Exercise task: From the records below, copy every line that contains the word "this".

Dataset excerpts
┄┄┄┄┄┄

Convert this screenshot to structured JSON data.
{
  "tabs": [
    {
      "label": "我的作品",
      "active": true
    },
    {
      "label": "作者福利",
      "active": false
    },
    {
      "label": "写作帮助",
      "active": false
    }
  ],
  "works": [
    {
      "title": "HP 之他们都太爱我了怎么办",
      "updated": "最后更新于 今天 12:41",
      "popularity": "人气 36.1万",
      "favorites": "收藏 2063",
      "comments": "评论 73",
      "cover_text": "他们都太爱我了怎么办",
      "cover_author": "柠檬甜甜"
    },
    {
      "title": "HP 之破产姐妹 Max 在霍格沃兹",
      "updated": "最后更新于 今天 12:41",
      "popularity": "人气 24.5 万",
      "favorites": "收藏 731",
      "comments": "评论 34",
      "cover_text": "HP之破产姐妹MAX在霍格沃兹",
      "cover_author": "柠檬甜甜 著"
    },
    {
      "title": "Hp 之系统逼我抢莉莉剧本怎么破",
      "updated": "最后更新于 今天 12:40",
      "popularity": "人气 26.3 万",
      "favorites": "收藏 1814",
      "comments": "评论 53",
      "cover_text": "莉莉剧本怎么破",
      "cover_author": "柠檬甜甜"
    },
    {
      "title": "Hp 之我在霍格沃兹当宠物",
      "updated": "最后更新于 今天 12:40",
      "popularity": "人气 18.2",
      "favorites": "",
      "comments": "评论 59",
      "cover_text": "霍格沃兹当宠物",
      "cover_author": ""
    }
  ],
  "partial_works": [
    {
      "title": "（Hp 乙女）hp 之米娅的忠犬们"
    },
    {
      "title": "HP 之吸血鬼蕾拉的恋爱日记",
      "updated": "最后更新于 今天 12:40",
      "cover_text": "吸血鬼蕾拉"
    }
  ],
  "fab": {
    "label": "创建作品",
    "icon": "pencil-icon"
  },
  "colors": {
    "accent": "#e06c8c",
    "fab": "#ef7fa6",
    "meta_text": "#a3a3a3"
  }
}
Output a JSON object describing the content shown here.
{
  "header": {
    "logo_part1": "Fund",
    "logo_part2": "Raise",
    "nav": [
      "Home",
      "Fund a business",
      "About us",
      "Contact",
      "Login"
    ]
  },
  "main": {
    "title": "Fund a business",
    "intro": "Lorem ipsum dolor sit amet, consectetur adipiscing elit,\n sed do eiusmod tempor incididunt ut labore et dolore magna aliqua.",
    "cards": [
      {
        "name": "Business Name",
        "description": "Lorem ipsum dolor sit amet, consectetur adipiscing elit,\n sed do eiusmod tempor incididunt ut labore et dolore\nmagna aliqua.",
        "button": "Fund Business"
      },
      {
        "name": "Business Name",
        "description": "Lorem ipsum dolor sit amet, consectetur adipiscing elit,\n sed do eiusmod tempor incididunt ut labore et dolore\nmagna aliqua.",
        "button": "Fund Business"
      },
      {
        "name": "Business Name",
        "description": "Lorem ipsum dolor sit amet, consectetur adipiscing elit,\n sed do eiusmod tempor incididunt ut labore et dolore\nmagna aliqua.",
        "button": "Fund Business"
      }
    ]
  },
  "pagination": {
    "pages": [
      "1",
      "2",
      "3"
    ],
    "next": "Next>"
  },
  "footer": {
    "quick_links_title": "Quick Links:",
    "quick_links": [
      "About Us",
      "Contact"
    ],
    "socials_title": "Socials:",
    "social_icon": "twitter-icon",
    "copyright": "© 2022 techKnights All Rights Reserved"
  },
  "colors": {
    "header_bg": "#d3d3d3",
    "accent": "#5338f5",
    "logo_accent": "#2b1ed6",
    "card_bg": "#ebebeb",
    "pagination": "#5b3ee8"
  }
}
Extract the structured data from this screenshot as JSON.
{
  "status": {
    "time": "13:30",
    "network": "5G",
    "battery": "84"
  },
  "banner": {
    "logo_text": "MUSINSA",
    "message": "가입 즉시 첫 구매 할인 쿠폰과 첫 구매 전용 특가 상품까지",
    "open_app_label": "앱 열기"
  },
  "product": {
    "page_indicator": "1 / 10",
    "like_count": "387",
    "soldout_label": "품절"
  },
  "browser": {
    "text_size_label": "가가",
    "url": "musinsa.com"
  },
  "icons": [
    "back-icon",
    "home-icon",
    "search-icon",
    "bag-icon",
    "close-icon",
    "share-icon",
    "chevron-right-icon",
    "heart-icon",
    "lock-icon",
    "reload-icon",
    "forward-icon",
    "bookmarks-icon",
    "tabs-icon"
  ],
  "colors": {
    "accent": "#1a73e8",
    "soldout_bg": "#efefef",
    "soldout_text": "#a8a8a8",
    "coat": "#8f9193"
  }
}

┄┄┄┄┄┄

Response to the exercise:
Convert this screenshot to structured JSON data.
Extract the structured data from this screenshot as JSON.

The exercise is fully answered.